## Assigned task
Out of the records below, copy all lines in which the word "weil" occurs.

## Dataset records
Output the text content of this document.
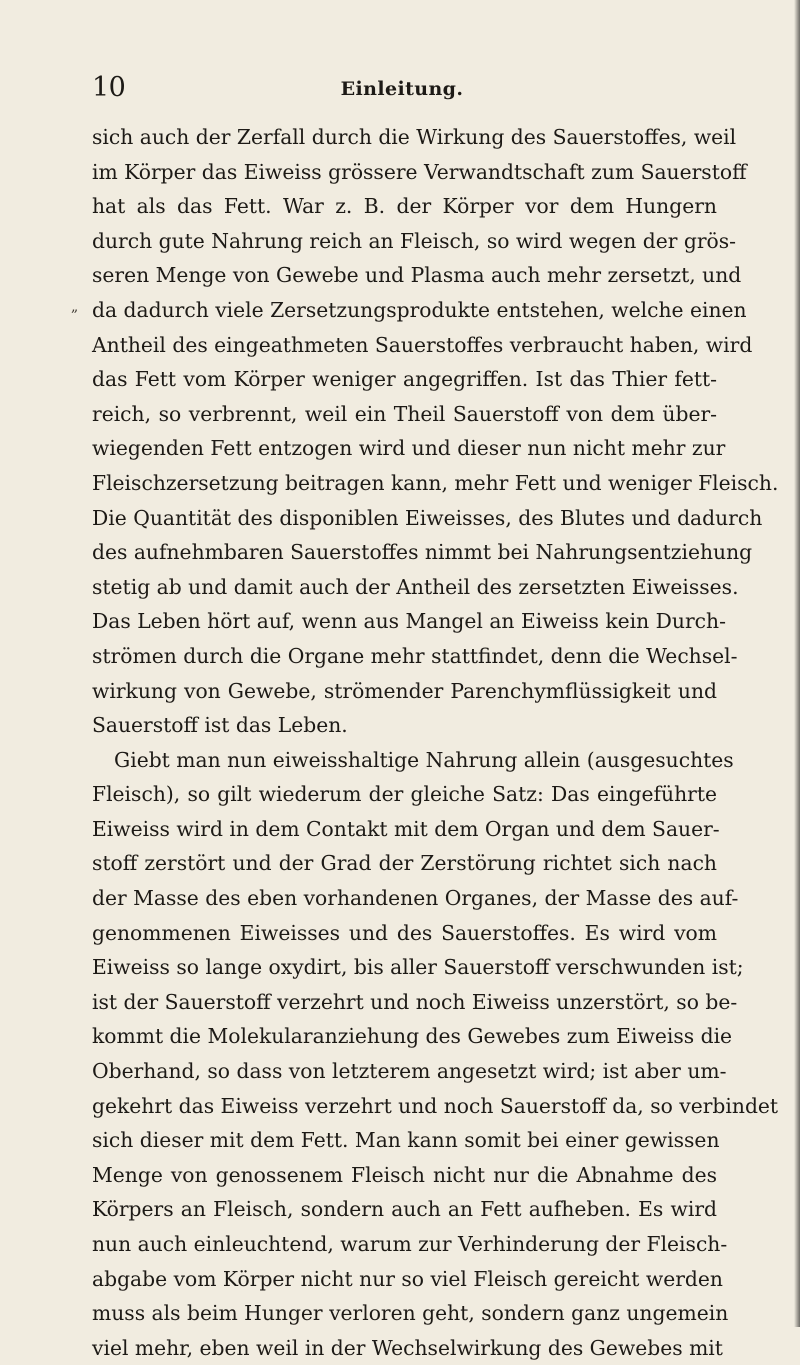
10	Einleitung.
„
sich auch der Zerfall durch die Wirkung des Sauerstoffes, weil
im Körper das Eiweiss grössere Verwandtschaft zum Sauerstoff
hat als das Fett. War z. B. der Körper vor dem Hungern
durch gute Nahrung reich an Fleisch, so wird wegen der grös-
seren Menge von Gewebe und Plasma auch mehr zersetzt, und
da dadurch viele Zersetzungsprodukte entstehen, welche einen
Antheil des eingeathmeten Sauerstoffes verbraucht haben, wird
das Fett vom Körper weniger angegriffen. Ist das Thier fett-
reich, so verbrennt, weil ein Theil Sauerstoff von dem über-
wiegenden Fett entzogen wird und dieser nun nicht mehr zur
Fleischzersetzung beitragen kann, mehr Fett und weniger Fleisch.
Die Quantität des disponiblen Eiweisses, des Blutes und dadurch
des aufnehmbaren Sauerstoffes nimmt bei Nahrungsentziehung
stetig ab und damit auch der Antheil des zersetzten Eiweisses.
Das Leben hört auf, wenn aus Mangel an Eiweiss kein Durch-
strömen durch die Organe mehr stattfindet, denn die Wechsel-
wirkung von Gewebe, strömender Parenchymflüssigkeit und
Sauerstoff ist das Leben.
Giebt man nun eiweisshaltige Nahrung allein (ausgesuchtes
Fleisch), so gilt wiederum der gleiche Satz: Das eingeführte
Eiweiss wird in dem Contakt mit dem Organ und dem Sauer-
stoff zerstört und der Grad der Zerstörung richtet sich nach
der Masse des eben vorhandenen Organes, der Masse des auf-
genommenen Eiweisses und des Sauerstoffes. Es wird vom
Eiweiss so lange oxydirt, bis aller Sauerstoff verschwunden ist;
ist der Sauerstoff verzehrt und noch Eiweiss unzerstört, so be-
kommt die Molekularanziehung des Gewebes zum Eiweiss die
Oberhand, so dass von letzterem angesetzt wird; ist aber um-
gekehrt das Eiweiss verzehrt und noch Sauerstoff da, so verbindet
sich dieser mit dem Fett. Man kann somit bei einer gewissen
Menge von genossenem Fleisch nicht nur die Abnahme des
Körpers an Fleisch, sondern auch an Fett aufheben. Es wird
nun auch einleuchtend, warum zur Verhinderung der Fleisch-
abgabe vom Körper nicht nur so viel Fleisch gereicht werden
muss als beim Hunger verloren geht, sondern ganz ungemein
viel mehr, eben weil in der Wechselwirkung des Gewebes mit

## Answer to the exercise
sich auch der Zerfall durch die Wirkung des Sauerstoffes, weil
reich, so verbrennt, weil ein Theil Sauerstoff von dem über-
viel mehr, eben weil in der Wechselwirkung des Gewebes mit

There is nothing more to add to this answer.